Problem details: Exactly reproduce the line containing "Read this page and output its text content." and all later lines to the end of the entries, leaving the pictures out of your copy.

● ● ● ●

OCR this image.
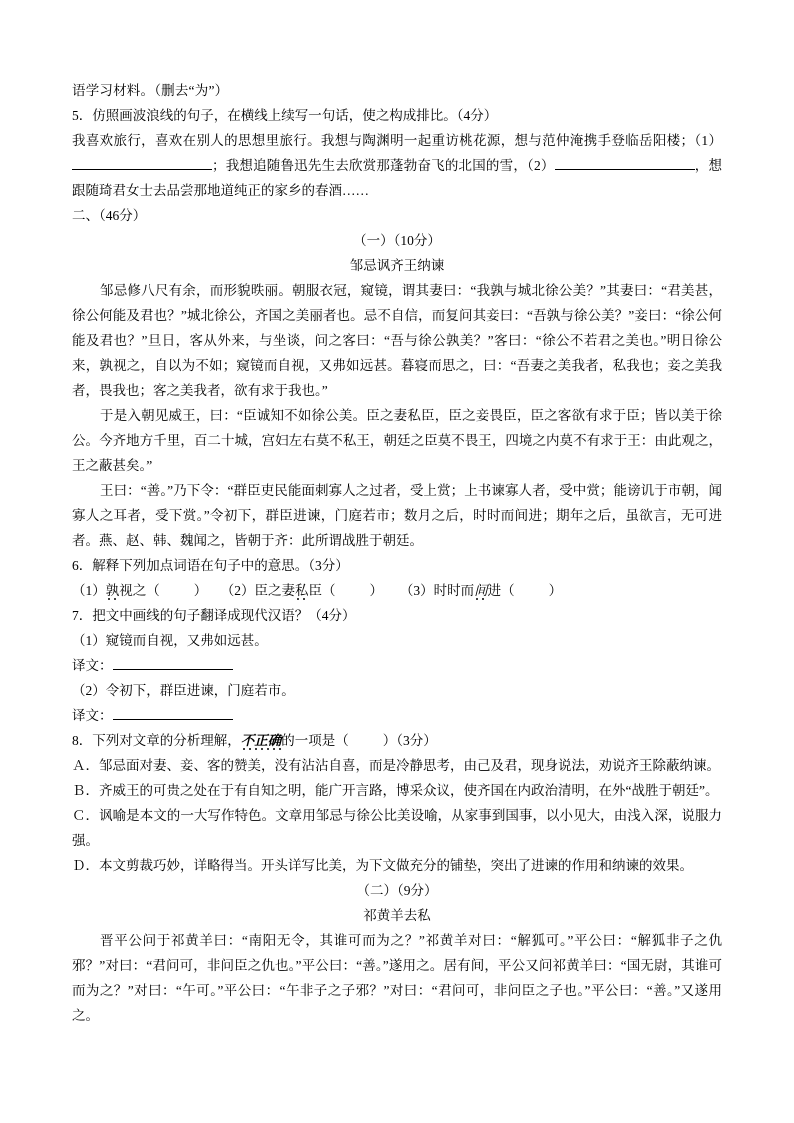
语学习材料。（删去“为”）
5．仿照画波浪线的句子，在横线上续写一句话，使之构成排比。（4分）
我喜欢旅行，喜欢在别人的思想里旅行。我想与陶渊明一起重访桃花源，想与范仲淹携手登临岳阳楼；（1）；我想追随鲁迅先生去欣赏那蓬勃奋飞的北国的雪，（2）	，想跟随琦君女士去品尝那地道纯正的家乡的春酒……
二、（46分）
（一）（10分）
邹忌讽齐王纳谏
邹忌修八尺有余，而形貌昳丽。朝服衣冠，窥镜，谓其妻曰：“我孰与城北徐公美？”其妻曰：“君美甚，徐公何能及君也？”城北徐公，齐国之美丽者也。忌不自信，而复问其妾曰：“吾孰与徐公美？”妾曰：“徐公何能及君也？”旦日，客从外来，与坐谈，问之客曰：“吾与徐公孰美？”客曰：“徐公不若君之美也。”明日徐公来，孰视之，自以为不如；窥镜而自视，又弗如远甚。暮寝而思之，曰：“吾妻之美我者，私我也；妾之美我者，畏我也；客之美我者，欲有求于我也。”
于是入朝见威王，曰：“臣诚知不如徐公美。臣之妻私臣，臣之妾畏臣，臣之客欲有求于臣；皆以美于徐公。今齐地方千里，百二十城，宫妇左右莫不私王，朝廷之臣莫不畏王，四境之内莫不有求于王：由此观之，王之蔽甚矣。”
王曰：“善。”乃下令：“群臣吏民能面刺寡人之过者，受上赏；上书谏寡人者，受中赏；能谤讥于市朝，闻寡人之耳者，受下赏。”令初下，群臣进谏，门庭若市；数月之后，时时而间进；期年之后，虽欲言，无可进者。燕、赵、韩、魏闻之，皆朝于齐：此所谓战胜于朝廷。
6．解释下列加点词语在句子中的意思。（3分）
（1）孰视之（	） （2）臣之妻私臣（	） （3）时时而间进（	）
7．把文中画线的句子翻译成现代汉语？（4分）
（1）窥镜而自视，又弗如远甚。
译文：
（2）令初下，群臣进谏，门庭若市。
译文：
8．下列对文章的分析理解，不正确的一项是（	）（3分）
Ａ．邹忌面对妻、妾、客的赞美，没有沾沾自喜，而是冷静思考，由己及君，现身说法，劝说齐王除蔽纳谏。
Ｂ．齐威王的可贵之处在于有自知之明，能广开言路，博采众议，使齐国在内政治清明，在外“战胜于朝廷”。
Ｃ．讽喻是本文的一大写作特色。文章用邹忌与徐公比美设喻，从家事到国事，以小见大，由浅入深，说服力强。
Ｄ．本文剪裁巧妙，详略得当。开头详写比美，为下文做充分的铺垫，突出了进谏的作用和纳谏的效果。
（二）（9分）
祁黄羊去私
晋平公问于祁黄羊曰：“南阳无令，其谁可而为之？”祁黄羊对曰：“解狐可。”平公曰：“解狐非子之仇邪？”对曰：“君问可，非问臣之仇也。”平公曰：“善。”遂用之。居有间，平公又问祁黄羊曰：“国无尉，其谁可而为之？”对曰：“午可。”平公曰：“午非子之子邪？”对曰：“君问可，非问臣之子也。”平公曰：“善。”又遂用之。
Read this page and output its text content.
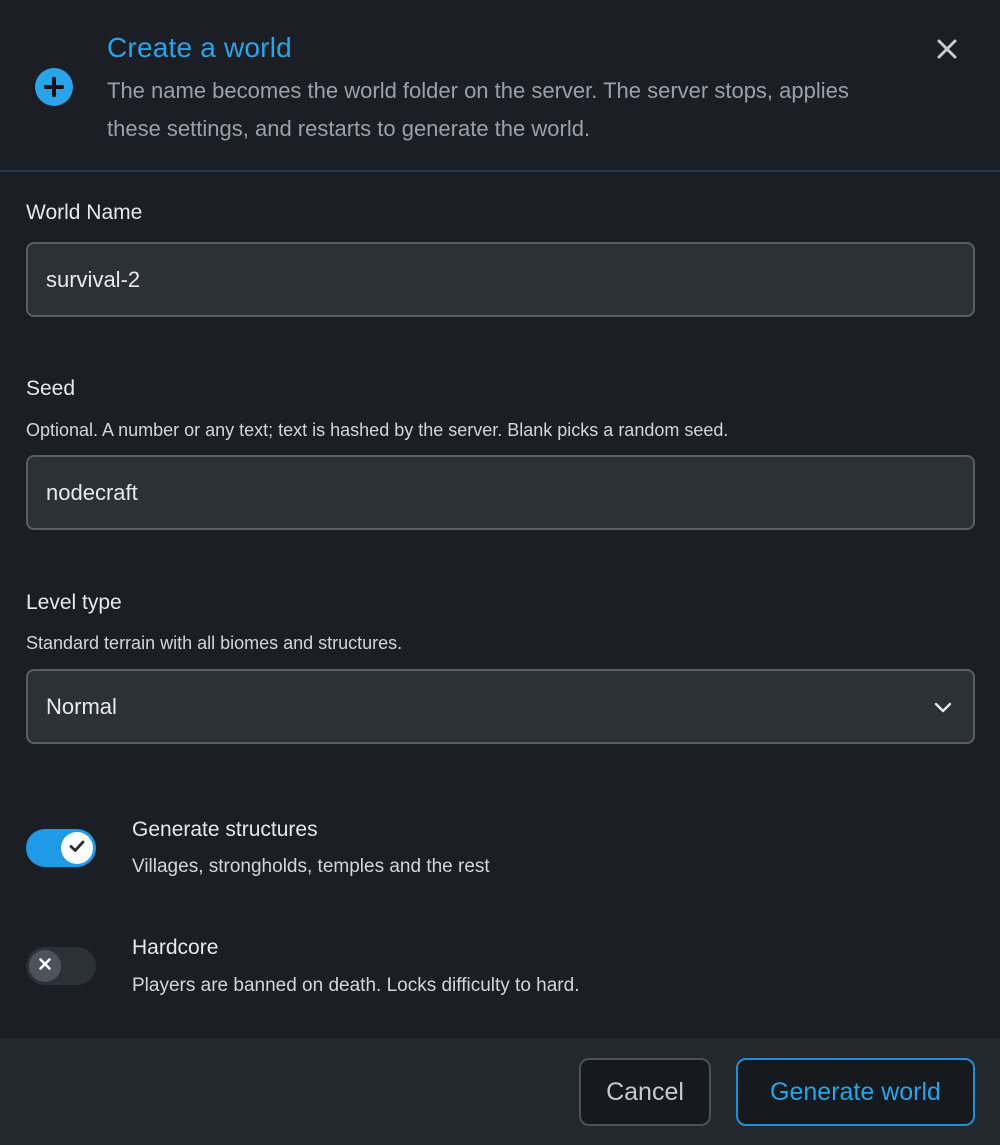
Create a world
The name becomes the world folder on the server. The server stops, applies these settings, and restarts to generate the world.
World Name
survival-2
Seed
Optional. A number or any text; text is hashed by the server. Blank picks a random seed.
nodecraft
Level type
Standard terrain with all biomes and structures.
Normal
Generate structures
Villages, strongholds, temples and the rest
Hardcore
Players are banned on death. Locks difficulty to hard.
Cancel	Generate world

● ● ● ●

Final answer:
Read this page and output its text content.
Create a world
The name becomes the world folder on the server. The server stops, applies these settings, and restarts to generate the world.
World Name
survival-2
Seed
Optional. A number or any text; text is hashed by the server. Blank picks a random seed.
nodecraft
Level type
Standard terrain with all biomes and structures.
Normal
Generate structures
Villages, strongholds, temples and the rest
Hardcore
Players are banned on death. Locks difficulty to hard.
Cancel	Generate world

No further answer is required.